• **DOCUMENT TEXT**
[start]

The first line introduces the quotation — it sets up what's to follow — and ends with a colon `:`, which signals that we're about to move into something else. 

Then all subsequent lines are *indented*, to signal that they are in some way subordinate to that introductory phrase. The power of the colon `:` — the subordination of all subsequent lines to that introductory phrase — goes away only when we stop indenting.

**So much is communicated with one bit of puncutation (`:`) and one element of layout (indentation)!**

Same with an `if` statement in Python. Other languagues are hopelessly inelegant in the way they handle them. Python, like our convention for introducing block quotes, does a lot with a little: mere colons and indentation.

The opening line of an `if` statement names the condition we're looking to meet; and it ends with a `:`, signalling we're about to specify what will actually happen if that condition is met. The `:` leaves us hanging, waiting to know what action will occur if the condition is met!

The second line is indented, to show that it's subordinated to the first line. It picks up where the `:` left off, filling in the blank: if the condition is met, **do this**.

In [None]:
if age >= 35:
    print("You are not eligible for the 5 under 35 award.")

Although this syntax is goregously and elegantly minimalist, it is also quite unforgiving. Think of Python as a demanding aesthete: it has exquisite taste, and so will not tolerate even the slightest gaffe.

In [None]:
if age >= 35
    print("You are not eligible for the 5 under 35 award.")

Actually, what I just said is not fair. Because, unlike a demanding aesthete — who would merely turn up their nose and shoo you away — Python is kind enough to explain where we've gone wrong when we make a faux-pas.

In [None]:
if age >= 35:
print("You are not eligible for the 5 under 35 award.")

## `else` statements

You can add more complexity to your `if` statement by specifying what do to if the condition in the `if` statement **isn't** met.

[end]

• **TASK GOAL**
Take the text on Python `if` statements further, picking up right after its last sentence.

• **DATA SUPPLIED**
[start]

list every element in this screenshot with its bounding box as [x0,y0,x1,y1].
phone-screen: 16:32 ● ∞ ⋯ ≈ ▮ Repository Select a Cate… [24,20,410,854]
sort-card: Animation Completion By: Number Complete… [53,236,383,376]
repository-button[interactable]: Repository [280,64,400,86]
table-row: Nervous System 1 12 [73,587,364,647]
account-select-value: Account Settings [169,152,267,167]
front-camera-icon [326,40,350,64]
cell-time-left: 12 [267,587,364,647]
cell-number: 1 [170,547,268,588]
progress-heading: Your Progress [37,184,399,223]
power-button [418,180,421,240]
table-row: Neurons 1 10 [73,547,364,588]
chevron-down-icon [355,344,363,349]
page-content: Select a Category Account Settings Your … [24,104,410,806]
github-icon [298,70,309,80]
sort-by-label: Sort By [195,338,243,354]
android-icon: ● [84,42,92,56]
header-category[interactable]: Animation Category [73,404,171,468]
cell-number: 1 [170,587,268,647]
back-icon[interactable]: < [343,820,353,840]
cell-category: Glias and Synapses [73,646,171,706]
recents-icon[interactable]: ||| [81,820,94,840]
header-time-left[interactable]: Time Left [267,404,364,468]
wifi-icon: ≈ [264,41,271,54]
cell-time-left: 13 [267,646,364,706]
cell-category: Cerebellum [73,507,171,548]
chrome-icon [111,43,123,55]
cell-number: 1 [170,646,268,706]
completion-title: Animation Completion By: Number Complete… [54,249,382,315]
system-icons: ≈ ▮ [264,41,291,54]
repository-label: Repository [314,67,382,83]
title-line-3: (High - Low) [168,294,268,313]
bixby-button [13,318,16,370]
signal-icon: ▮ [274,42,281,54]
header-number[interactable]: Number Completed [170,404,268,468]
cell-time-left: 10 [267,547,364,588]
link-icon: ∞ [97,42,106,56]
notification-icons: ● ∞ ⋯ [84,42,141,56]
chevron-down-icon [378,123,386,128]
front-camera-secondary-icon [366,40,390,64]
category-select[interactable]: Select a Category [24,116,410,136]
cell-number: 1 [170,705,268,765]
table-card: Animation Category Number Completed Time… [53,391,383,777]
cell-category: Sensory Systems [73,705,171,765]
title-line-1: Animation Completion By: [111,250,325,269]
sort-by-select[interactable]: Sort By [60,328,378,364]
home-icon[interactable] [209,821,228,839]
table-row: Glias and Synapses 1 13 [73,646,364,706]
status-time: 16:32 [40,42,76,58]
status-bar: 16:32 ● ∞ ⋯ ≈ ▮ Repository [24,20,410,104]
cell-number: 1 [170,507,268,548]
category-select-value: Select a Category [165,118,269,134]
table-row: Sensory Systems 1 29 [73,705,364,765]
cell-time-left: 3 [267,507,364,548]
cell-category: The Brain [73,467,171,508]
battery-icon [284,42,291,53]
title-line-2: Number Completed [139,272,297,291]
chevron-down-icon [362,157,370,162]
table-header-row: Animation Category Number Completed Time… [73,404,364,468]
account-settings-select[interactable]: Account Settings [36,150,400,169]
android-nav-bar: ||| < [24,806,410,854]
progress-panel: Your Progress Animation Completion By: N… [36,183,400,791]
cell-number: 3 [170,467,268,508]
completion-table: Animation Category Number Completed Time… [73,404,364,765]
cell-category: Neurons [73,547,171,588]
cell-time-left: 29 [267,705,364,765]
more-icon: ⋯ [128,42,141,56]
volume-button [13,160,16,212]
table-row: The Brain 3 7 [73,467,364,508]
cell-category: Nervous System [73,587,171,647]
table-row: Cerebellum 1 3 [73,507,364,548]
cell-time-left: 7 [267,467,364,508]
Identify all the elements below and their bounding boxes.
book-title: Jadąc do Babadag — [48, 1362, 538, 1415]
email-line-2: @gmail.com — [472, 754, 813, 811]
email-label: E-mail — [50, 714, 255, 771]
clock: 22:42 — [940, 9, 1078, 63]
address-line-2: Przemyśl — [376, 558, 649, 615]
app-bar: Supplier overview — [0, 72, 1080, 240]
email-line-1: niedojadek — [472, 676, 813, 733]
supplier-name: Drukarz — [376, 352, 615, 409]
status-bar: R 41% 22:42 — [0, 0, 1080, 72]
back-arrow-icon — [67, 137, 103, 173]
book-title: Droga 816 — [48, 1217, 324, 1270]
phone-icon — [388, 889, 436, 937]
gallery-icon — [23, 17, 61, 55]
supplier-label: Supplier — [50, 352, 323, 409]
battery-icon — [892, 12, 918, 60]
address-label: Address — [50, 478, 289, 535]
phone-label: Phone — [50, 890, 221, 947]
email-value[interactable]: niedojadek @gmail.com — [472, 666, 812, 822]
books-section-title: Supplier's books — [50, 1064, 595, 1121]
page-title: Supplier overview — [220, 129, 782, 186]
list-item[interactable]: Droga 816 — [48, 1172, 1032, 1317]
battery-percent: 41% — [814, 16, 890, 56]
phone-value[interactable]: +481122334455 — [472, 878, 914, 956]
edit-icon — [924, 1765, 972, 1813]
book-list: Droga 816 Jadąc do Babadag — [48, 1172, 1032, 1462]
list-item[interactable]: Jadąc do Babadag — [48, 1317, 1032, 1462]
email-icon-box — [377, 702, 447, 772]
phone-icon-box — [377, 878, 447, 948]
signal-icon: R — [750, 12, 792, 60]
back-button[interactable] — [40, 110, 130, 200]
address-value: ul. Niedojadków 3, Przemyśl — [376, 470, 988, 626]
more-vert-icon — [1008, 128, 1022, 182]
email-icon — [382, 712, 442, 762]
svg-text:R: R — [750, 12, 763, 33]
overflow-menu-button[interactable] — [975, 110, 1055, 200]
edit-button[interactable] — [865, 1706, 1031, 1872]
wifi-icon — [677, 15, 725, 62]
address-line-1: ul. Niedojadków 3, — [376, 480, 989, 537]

[end]

• **EXERCISE RESULT**
An `else` statement comes after an `if` statement and is formatted in the same way, except that you don't have to specify a condition (because it serves as an "if-all-else-fails-do-*this*" bucket).

In [35]:
if age >= 35:
    print("You are not eligible for the 5 under 35 award.")
else:
    print("Hell yeah, you might be eligible for the award, " + author + "!")

Hell yeah, you might be eligible for the award, Zadie Smith!


## `elif` statements

We can add even **more** nuance with `elif` — "else if" — statements.

The Python Interpreter (🐍) will evaluate the `if` statement first. Then, if it's not true, 🐍 will go to the `elif` statement (and we can stack as many of these as we like) until 🐍 finds a true one. If none of those are true, 🐍 will go to the `else` statement, if we've provided one.

In [36]:
if age >= 35:
    print("You are not eligible for the 5 under 35 award.")
elif age == 34:
    print("This is the last year, " + author + ". You better nail it.")
else:
    print("Plenty of time. Go out and smell the flowers.")

Plenty of time. Go out and smell the flowers.


In [41]:
if age > 35:
    print("You are not eligible for the 5 under 35 award.")
elif age == 34:
    print("This is the last year, " + author + ". You better nail it.")
elif age > 15 and age <= 35:
    print("Plenty of time. Go out and smell the flowers.")
else:
    print("You are too young to know anything at all. Stop worrying about literary awards.")

Plenty of time. Go out and smell the flowers.


Okay, those 🐍s up there were to get you excited about the group role-playing activity I have planned now...

# 🐍🐍🐍🐍🐍🐍🐍🐍🐍🐍🐍🐍🐍🐍🐍🐍🐍🐍🐍

# 2. Iteration and Loops

I'm just going to show you some code for a particular kind of loop, and let's see if you can figure out its syntax and what it does.

In [None]:
number = 10

while number > 0:
    print(number)
    number = number - 1

## `for` loops

That's one kind of Python loop — a `while` loop. And `while` it's very cool and useful, it's not as useful `for` us as another kind of loop: the `for` loop.

Last class, we talked about **indexing** and **slicing** in relation to two data types: `str`s and `list`s. 

This taught us the way that Python "breaks down" those two data types:
* `str`s are broken up into...
* and `lists` are broken up into...

In [77]:
text = "It is a truth universally acknowledged, that a single man in possession of a good fortune, must be in want of a wife."
text_words = text.split()

In [None]:
text[:5]

In [None]:
text_words[:5]

A `for` loop allows us to **move through the parts of** a particular variable — **iterate over it**, in the stylish and fashionable lexicon of Python — and **do something** to each part of it.

In [78]:
for character in text:
    print(character.upper())

I
T
 
I
S
 
A
 
T
R
U
T
H
 
U
N
I
V
E
R
S
A
L
L
Y
 
A
C
K
N
O
W
L
E
D
G
E
D
,
 
T
H
A
T
 
A
 
S
I
N
G
L
E
 
M
A
N
 
I
N
 
P
O
S
S
E
S
S
I
O
N
 
O
F
 
A
 
G
O
O
D
 
F
O
R
T
U
N
E
,
 
M
U
S
T
 
B
E
 
I
N
 
W
A
N
T
 
O
F
 
A
 
W
I
F
E
.


In [82]:
for word in text_words:
    print(word.upper())

IT
IS
A
TRUTH
UNIVERSALLY
ACKNOWLEDGED,
THAT
A
SINGLE
MAN
IN
POSSESSION
OF
A
GOOD
FORTUNE,
MUST
BE
IN
WANT
OF
A
WIFE.


Here's the way I personally understand the syntax of a `for` loop.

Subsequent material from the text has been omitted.